→ **PROBLEM TO WORK ON**
Output the data word for word, dropping every image.
** begin AVAILABLE DATA **
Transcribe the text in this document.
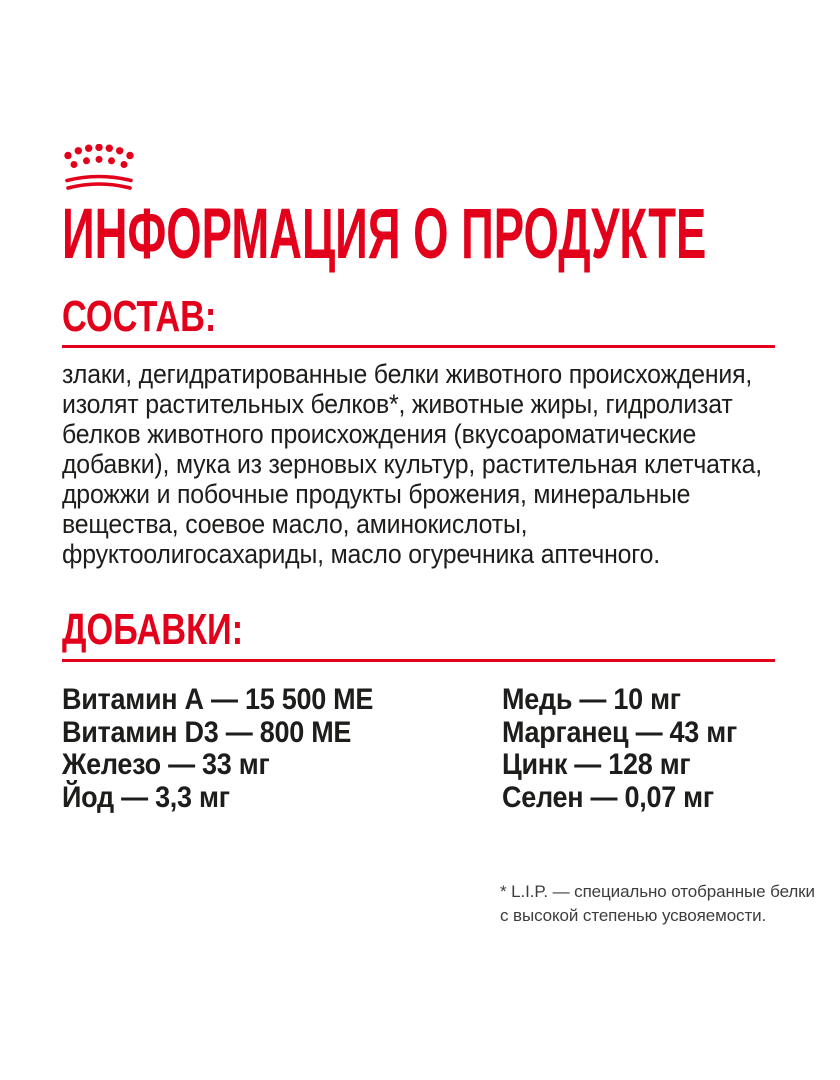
ИНФОРМАЦИЯ О ПРОДУКТЕ
СОСТАВ:

злаки, дегидратированные белки животного происхождения, изолят растительных белков*, животные жиры, гидролизат белков животного происхождения (вкусоароматические добавки), мука из зерновых культур, растительная клетчатка, дрожжи и побочные продукты брожения, минеральные вещества, соевое масло, аминокислоты, фруктоолигосахариды, масло огуречника аптечного.

ДОБАВКИ:
Витамин А — 15 500 МЕ
Витамин D3 — 800 МЕ
Железо — 33 мг
Йод — 3,3 мг
Медь — 10 мг
Марганец — 43 мг
Цинк — 128 мг
Селен — 0,07 мг
* L.I.P. — специально отобранные белки
с высокой степенью усвояемости.
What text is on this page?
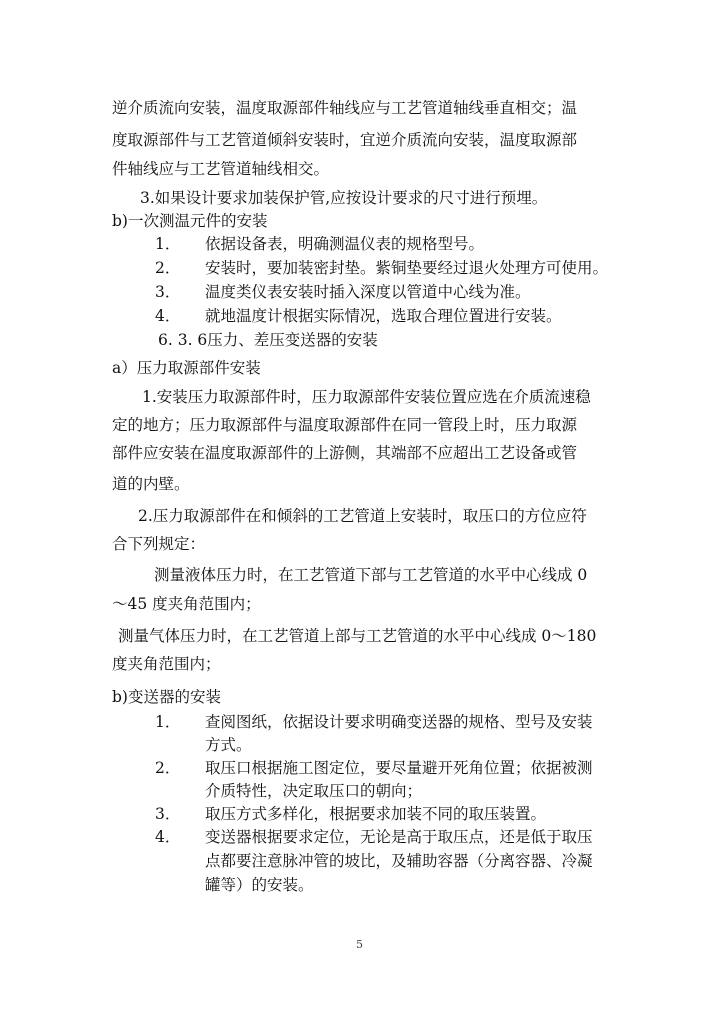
逆介质流向安装，温度取源部件轴线应与工艺管道轴线垂直相交；温
度取源部件与工艺管道倾斜安装时，宜逆介质流向安装，温度取源部
件轴线应与工艺管道轴线相交。
3.如果设计要求加装保护管,应按设计要求的尺寸进行预埋。
b)一次测温元件的安装
1．	依据设备表，明确测温仪表的规格型号。
2．	安装时，要加装密封垫。紫铜垫要经过退火处理方可使用。
3．	温度类仪表安装时插入深度以管道中心线为准。
4．	就地温度计根据实际情况，选取合理位置进行安装。
6. 3. 6压力、差压变送器的安装
a）压力取源部件安装
1.安装压力取源部件时，压力取源部件安装位置应选在介质流速稳
定的地方；压力取源部件与温度取源部件在同一管段上时，压力取源
部件应安装在温度取源部件的上游侧，其端部不应超出工艺设备或管
道的内壁。
2.压力取源部件在和倾斜的工艺管道上安装时，取压口的方位应符
合下列规定：
测量液体压力时，在工艺管道下部与工艺管道的水平中心线成 0
～45 度夹角范围内；
测量气体压力时，在工艺管道上部与工艺管道的水平中心线成 0～180
度夹角范围内；
b)变送器的安装
1．	查阅图纸，依据设计要求明确变送器的规格、型号及安装
方式。
2．	取压口根据施工图定位，要尽量避开死角位置；依据被测
介质特性，决定取压口的朝向；
3．	取压方式多样化，根据要求加装不同的取压装置。
4．	变送器根据要求定位，无论是高于取压点，还是低于取压
点都要注意脉冲管的坡比，及辅助容器（分离容器、冷凝
罐等）的安装。
5
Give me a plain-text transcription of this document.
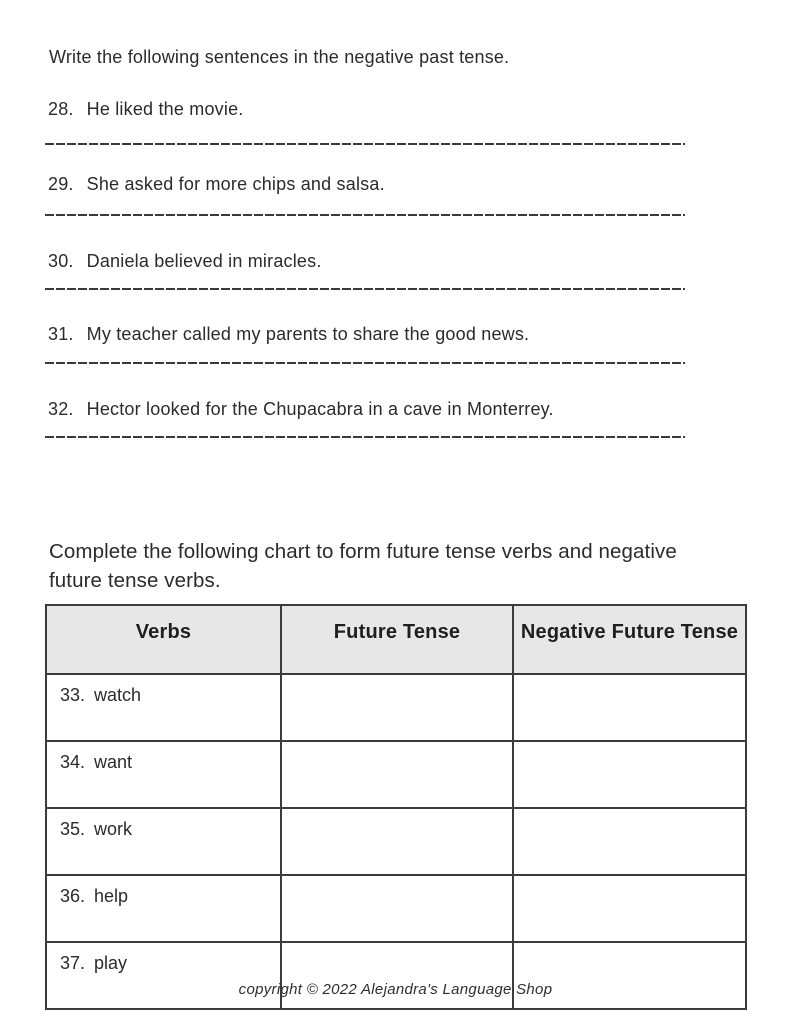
Write the following sentences in the negative past tense.

28. He liked the movie.

29. She asked for more chips and salsa.

30. Daniela believed in miracles.

31. My teacher called my parents to share the good news.

32. Hector looked for the Chupacabra in a cave in Monterrey.

Complete the following chart to form future tense verbs and negative future tense verbs.

Verbs	Future Tense	Negative Future Tense
33. watch		
34. want		
35. work		
36. help		
37. play		

copyright © 2022 Alejandra's Language Shop
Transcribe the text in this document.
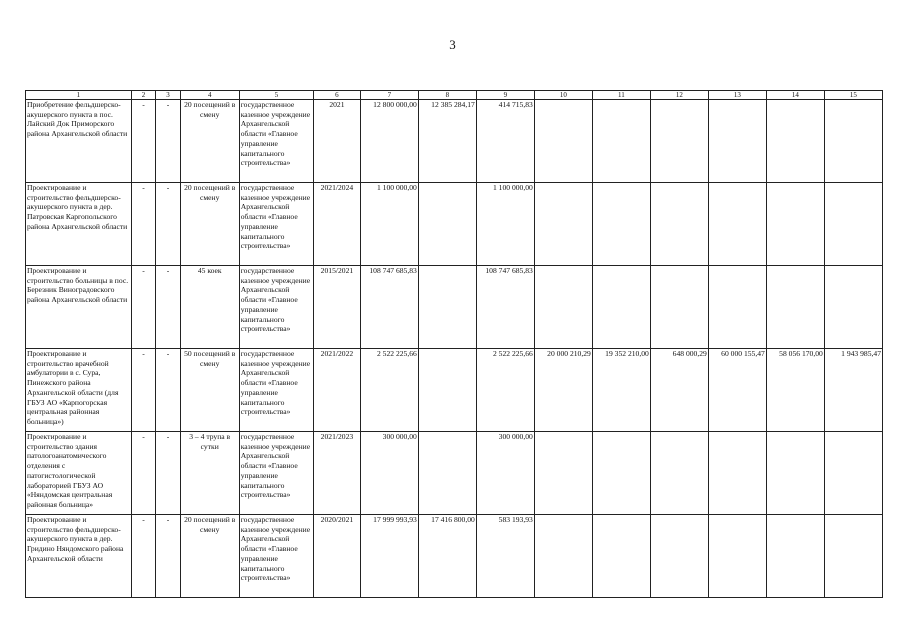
3
1	2	3	4	5	6	7	8	9	10	11	12	13	14	15
Приобретение фельдшерско-акушерского пункта в пос. Лайский Док Приморского района Архангельской области	-	-	20 посещений в смену	государственное казенное учреждение Архангельской области «Главное управление капитального строительства»	2021	12 800 000,00	12 385 284,17	414 715,83						
Проектирование и строительство фельдшерско-акушерского пункта в дер. Патровская Каргопольского района Архангельской области	-	-	20 посещений в смену	государственное казенное учреждение Архангельской области «Главное управление капитального строительства»	2021/2024	1 100 000,00		1 100 000,00						
Проектирование и строительство больницы в пос. Березник Виноградовского района Архангельской области	-	-	45 коек	государственное казенное учреждение Архангельской области «Главное управление капитального строительства»	2015/2021	108 747 685,83		108 747 685,83						
Проектирование и строительство врачебной амбулатории в с. Сура, Пинежского района Архангельской области (для ГБУЗ АО «Карпогорская центральная районная больница»)	-	-	50 посещений в смену	государственное казенное учреждение Архангельской области «Главное управление капитального строительства»	2021/2022	2 522 225,66		2 522 225,66	20 000 210,29	19 352 210,00	648 000,29	60 000 155,47	58 056 170,00	1 943 985,47
Проектирование и строительство здания патологоанатомического отделения с патогистологической лабораторией ГБУЗ АО «Няндомская центральная районная больница»	-	-	3 – 4 трупа в сутки	государственное казенное учреждение Архангельской области «Главное управление капитального строительства»	2021/2023	300 000,00		300 000,00						
Проектирование и строительство фельдшерско-акушерского пункта в дер. Гридино Няндомского района Архангельской области	-	-	20 посещений в смену	государственное казенное учреждение Архангельской области «Главное управление капитального строительства»	2020/2021	17 999 993,93	17 416 800,00	583 193,93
** end AVAILABLE DATA **
→ **WRITTEN REPLY**
Transcribe the text in this document.
ИНФОРМАЦИЯ О ПРОДУКТЕ
СОСТАВ:

злаки, дегидратированные белки животного происхождения, изолят растительных белков*, животные жиры, гидролизат белков животного происхождения (вкусоароматические добавки), мука из зерновых культур, растительная клетчатка, дрожжи и побочные продукты брожения, минеральные вещества, соевое масло, аминокислоты, фруктоолигосахариды, масло огуречника аптечного.

ДОБАВКИ:
Витамин А — 15 500 МЕ
Витамин D3 — 800 МЕ
Железо — 33 мг
Йод — 3,3 мг
Медь — 10 мг
Марганец — 43 мг
Цинк — 128 мг
Селен — 0,07 мг
* L.I.P. — специально отобранные белки
с высокой степенью усвояемости.
What text is on this page?
逆介质流向安装，温度取源部件轴线应与工艺管道轴线垂直相交；温
度取源部件与工艺管道倾斜安装时，宜逆介质流向安装，温度取源部
件轴线应与工艺管道轴线相交。
3.如果设计要求加装保护管,应按设计要求的尺寸进行预埋。
b)一次测温元件的安装
1．	依据设备表，明确测温仪表的规格型号。
2．	安装时，要加装密封垫。紫铜垫要经过退火处理方可使用。
3．	温度类仪表安装时插入深度以管道中心线为准。
4．	就地温度计根据实际情况，选取合理位置进行安装。
6. 3. 6压力、差压变送器的安装
a）压力取源部件安装
1.安装压力取源部件时，压力取源部件安装位置应选在介质流速稳
定的地方；压力取源部件与温度取源部件在同一管段上时，压力取源
部件应安装在温度取源部件的上游侧，其端部不应超出工艺设备或管
道的内壁。
2.压力取源部件在和倾斜的工艺管道上安装时，取压口的方位应符
合下列规定：
测量液体压力时，在工艺管道下部与工艺管道的水平中心线成 0
～45 度夹角范围内；
测量气体压力时，在工艺管道上部与工艺管道的水平中心线成 0～180
度夹角范围内；
b)变送器的安装
1．	查阅图纸，依据设计要求明确变送器的规格、型号及安装
方式。
2．	取压口根据施工图定位，要尽量避开死角位置；依据被测
介质特性，决定取压口的朝向；
3．	取压方式多样化，根据要求加装不同的取压装置。
4．	变送器根据要求定位，无论是高于取压点，还是低于取压
点都要注意脉冲管的坡比，及辅助容器（分离容器、冷凝
罐等）的安装。
5
Give me a plain-text transcription of this document.
Write the following sentences in the negative past tense.

28. He liked the movie.

29. She asked for more chips and salsa.

30. Daniela believed in miracles.

31. My teacher called my parents to share the good news.

32. Hector looked for the Chupacabra in a cave in Monterrey.

Complete the following chart to form future tense verbs and negative future tense verbs.

Verbs	Future Tense	Negative Future Tense
33. watch		
34. want		
35. work		
36. help		
37. play		

copyright © 2022 Alejandra's Language Shop
Transcribe the text in this document.
3
1	2	3	4	5	6	7	8	9	10	11	12	13	14	15
Приобретение фельдшерско-акушерского пункта в пос. Лайский Док Приморского района Архангельской области	-	-	20 посещений в смену	государственное казенное учреждение Архангельской области «Главное управление капитального строительства»	2021	12 800 000,00	12 385 284,17	414 715,83						
Проектирование и строительство фельдшерско-акушерского пункта в дер. Патровская Каргопольского района Архангельской области	-	-	20 посещений в смену	государственное казенное учреждение Архангельской области «Главное управление капитального строительства»	2021/2024	1 100 000,00		1 100 000,00						
Проектирование и строительство больницы в пос. Березник Виноградовского района Архангельской области	-	-	45 коек	государственное казенное учреждение Архангельской области «Главное управление капитального строительства»	2015/2021	108 747 685,83		108 747 685,83						
Проектирование и строительство врачебной амбулатории в с. Сура, Пинежского района Архангельской области (для ГБУЗ АО «Карпогорская центральная районная больница»)	-	-	50 посещений в смену	государственное казенное учреждение Архангельской области «Главное управление капитального строительства»	2021/2022	2 522 225,66		2 522 225,66	20 000 210,29	19 352 210,00	648 000,29	60 000 155,47	58 056 170,00	1 943 985,47
Проектирование и строительство здания патологоанатомического отделения с патогистологической лабораторией ГБУЗ АО «Няндомская центральная районная больница»	-	-	3 – 4 трупа в сутки	государственное казенное учреждение Архангельской области «Главное управление капитального строительства»	2021/2023	300 000,00		300 000,00						
Проектирование и строительство фельдшерско-акушерского пункта в дер. Гридино Няндомского района Архангельской области	-	-	20 посещений в смену	государственное казенное учреждение Архангельской области «Главное управление капитального строительства»	2020/2021	17 999 993,93	17 416 800,00	583 193,93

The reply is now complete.